◆ **To do**
Your answer should be only a number: how many lines include the word "справи".

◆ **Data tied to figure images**
++++
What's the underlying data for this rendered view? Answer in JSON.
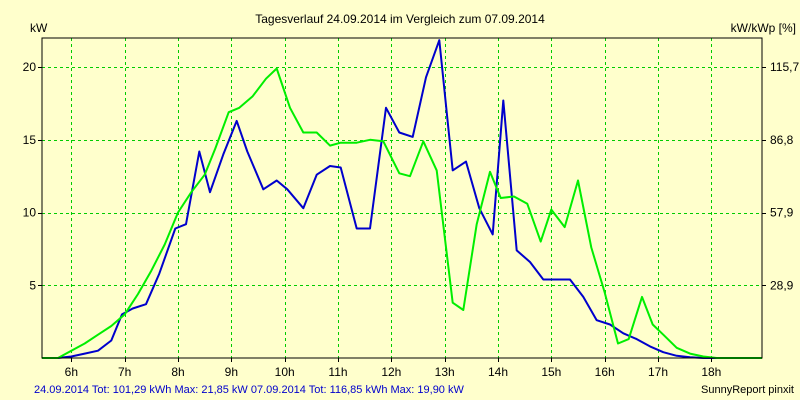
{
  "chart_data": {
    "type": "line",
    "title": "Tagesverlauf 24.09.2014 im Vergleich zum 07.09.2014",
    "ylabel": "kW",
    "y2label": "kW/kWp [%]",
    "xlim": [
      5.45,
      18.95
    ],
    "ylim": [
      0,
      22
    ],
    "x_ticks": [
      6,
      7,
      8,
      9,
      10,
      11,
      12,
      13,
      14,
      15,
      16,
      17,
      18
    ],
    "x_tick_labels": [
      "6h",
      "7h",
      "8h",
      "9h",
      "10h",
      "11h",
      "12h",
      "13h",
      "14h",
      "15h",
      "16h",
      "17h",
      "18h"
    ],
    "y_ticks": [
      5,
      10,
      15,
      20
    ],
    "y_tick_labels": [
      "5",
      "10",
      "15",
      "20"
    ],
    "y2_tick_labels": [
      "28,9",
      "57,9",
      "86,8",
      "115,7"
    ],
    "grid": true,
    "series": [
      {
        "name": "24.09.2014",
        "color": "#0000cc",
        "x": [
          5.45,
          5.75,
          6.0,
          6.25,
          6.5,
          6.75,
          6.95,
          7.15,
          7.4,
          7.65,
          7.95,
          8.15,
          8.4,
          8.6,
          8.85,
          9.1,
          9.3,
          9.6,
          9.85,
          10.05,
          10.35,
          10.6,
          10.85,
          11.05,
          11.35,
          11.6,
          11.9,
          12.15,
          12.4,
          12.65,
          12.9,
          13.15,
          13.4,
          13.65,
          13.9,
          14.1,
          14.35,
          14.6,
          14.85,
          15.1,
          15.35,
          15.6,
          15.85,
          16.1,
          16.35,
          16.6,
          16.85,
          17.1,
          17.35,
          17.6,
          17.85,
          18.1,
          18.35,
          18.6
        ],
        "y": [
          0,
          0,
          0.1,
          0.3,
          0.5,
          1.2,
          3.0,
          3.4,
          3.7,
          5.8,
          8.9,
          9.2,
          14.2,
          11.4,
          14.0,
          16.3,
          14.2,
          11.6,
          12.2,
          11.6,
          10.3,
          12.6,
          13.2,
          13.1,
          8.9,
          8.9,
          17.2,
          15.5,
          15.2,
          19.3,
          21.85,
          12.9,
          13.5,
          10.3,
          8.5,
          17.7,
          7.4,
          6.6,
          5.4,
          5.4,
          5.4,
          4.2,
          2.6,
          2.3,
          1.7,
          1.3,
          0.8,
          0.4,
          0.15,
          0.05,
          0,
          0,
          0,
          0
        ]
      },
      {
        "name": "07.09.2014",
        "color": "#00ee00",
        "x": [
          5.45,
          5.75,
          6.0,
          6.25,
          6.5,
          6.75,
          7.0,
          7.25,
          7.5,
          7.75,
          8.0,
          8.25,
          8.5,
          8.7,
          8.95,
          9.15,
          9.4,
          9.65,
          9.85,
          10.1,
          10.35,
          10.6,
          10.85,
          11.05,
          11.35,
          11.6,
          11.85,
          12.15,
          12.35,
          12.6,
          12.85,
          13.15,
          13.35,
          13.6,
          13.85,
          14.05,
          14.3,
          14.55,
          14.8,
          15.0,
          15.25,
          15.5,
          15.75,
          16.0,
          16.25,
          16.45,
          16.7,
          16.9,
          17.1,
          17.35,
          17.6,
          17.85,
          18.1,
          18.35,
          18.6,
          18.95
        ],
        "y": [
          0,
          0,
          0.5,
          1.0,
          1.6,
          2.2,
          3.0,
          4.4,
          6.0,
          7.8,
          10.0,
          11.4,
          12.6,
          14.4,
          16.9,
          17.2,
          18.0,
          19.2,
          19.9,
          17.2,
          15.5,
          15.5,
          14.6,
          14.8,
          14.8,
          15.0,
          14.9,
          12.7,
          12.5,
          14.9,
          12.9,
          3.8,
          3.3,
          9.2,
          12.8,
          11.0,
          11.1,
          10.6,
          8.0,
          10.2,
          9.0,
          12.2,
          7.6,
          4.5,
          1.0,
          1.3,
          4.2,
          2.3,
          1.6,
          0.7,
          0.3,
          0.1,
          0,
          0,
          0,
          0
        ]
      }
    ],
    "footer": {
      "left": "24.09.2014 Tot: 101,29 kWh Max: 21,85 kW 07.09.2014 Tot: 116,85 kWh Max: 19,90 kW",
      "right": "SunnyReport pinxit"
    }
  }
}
++++
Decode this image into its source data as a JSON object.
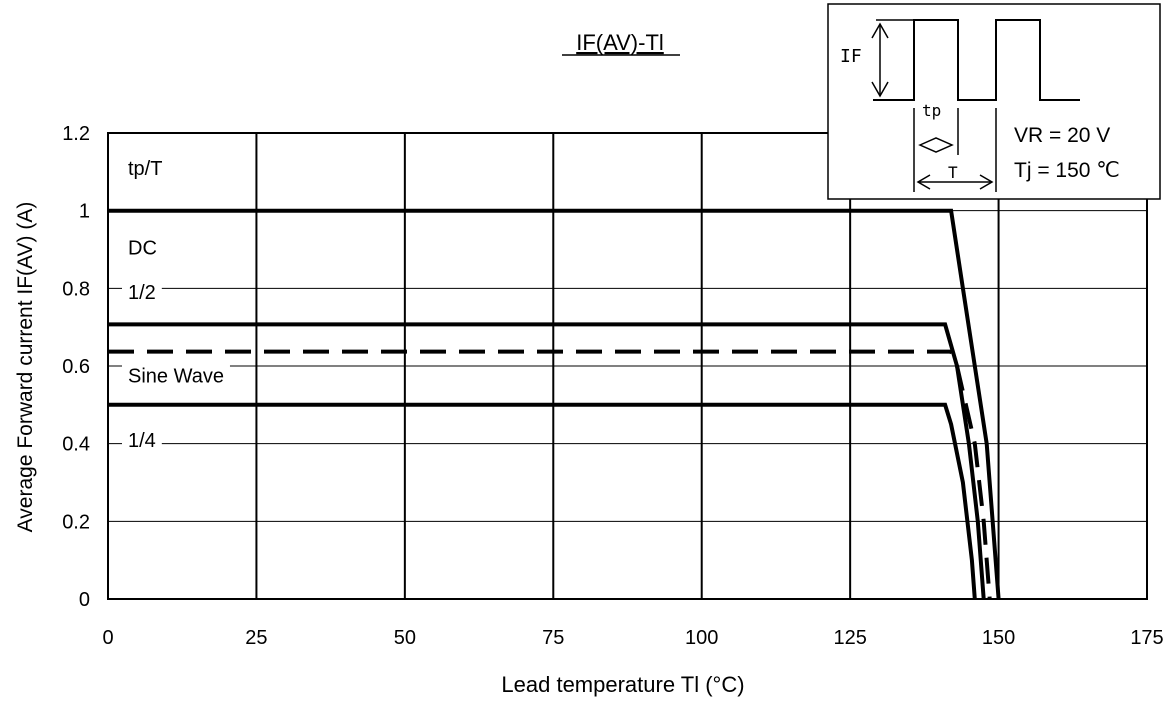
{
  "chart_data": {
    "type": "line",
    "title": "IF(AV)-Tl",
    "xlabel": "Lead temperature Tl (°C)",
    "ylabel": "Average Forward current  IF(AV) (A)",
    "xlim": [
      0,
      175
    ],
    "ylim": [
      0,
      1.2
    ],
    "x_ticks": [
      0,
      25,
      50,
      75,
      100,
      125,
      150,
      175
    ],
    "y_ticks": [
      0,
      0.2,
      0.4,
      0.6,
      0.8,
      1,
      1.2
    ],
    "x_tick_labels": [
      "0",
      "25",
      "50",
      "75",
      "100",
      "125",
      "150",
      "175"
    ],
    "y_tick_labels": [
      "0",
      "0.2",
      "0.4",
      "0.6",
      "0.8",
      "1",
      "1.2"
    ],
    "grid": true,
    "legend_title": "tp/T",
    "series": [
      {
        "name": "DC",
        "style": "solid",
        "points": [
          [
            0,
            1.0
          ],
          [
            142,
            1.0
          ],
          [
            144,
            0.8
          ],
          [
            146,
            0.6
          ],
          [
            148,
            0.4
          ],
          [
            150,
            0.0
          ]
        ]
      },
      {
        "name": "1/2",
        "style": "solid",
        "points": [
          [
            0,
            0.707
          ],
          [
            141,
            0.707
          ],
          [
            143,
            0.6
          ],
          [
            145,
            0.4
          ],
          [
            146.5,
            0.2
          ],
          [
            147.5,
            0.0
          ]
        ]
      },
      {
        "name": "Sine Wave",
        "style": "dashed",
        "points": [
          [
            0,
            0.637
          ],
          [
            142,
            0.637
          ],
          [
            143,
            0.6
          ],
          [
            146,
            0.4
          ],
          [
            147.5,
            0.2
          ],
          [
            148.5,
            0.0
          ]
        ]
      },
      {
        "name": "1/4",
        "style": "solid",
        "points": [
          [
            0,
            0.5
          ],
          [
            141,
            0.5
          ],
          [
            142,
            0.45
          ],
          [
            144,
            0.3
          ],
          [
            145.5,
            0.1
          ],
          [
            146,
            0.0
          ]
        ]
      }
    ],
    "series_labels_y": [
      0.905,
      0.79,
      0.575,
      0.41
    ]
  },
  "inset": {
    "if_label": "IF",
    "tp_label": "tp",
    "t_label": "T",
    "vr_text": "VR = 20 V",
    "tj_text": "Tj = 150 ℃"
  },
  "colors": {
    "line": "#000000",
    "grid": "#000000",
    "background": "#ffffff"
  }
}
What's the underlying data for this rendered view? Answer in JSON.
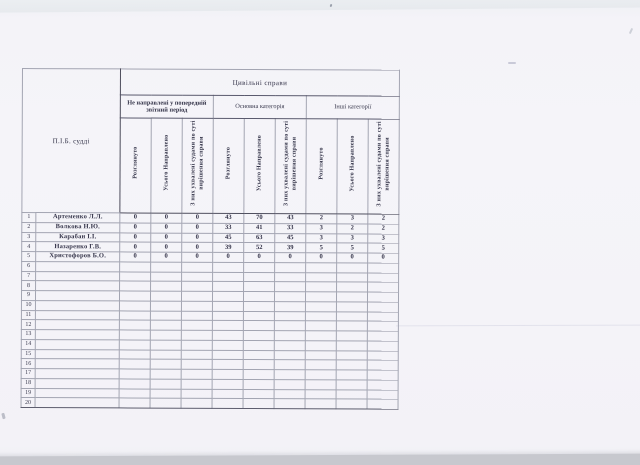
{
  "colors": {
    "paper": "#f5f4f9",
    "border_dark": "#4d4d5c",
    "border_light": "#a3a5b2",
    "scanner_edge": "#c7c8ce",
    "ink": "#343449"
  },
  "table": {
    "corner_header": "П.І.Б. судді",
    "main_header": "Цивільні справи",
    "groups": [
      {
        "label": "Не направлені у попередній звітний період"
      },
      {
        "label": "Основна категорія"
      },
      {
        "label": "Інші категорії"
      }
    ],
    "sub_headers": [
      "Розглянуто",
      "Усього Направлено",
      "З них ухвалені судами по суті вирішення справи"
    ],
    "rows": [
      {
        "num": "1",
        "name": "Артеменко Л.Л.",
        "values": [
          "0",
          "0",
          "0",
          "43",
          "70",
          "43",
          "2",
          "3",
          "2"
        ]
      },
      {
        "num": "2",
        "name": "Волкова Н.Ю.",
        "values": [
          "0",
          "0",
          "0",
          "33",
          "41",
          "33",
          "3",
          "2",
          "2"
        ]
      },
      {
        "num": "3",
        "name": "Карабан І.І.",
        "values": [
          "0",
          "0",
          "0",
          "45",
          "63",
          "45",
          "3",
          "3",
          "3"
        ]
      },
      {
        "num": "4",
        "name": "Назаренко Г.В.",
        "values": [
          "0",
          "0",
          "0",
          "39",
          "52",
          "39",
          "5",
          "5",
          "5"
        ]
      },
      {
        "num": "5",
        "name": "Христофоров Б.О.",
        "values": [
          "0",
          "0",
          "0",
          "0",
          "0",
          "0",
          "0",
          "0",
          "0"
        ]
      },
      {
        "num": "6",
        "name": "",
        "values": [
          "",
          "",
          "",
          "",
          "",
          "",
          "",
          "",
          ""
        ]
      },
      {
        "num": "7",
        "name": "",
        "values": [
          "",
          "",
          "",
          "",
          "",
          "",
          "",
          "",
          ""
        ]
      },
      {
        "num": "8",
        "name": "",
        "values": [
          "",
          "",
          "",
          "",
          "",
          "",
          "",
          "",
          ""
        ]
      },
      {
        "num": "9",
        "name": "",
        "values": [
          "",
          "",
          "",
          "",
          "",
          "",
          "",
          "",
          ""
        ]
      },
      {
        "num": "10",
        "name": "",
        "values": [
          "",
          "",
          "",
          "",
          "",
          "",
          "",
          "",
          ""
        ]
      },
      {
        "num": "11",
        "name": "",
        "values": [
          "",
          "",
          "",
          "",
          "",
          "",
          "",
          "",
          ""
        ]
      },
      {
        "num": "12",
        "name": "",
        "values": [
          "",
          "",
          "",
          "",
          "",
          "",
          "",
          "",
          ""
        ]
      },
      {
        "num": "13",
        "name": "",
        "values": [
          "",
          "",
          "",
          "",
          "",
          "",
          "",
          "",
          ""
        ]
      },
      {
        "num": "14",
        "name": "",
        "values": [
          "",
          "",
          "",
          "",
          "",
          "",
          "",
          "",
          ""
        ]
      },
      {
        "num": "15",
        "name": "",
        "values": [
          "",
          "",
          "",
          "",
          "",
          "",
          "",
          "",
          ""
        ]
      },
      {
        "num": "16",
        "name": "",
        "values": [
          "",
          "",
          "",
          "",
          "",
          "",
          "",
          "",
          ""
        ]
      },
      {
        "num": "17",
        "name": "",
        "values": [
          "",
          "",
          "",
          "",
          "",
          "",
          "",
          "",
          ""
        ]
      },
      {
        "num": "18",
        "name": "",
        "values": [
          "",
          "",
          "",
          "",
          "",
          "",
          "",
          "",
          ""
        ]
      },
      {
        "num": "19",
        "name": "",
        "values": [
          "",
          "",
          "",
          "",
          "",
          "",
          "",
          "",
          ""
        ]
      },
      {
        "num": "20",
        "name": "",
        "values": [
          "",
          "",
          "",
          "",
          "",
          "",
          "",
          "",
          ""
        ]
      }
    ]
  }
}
++++
◆ **The output**
2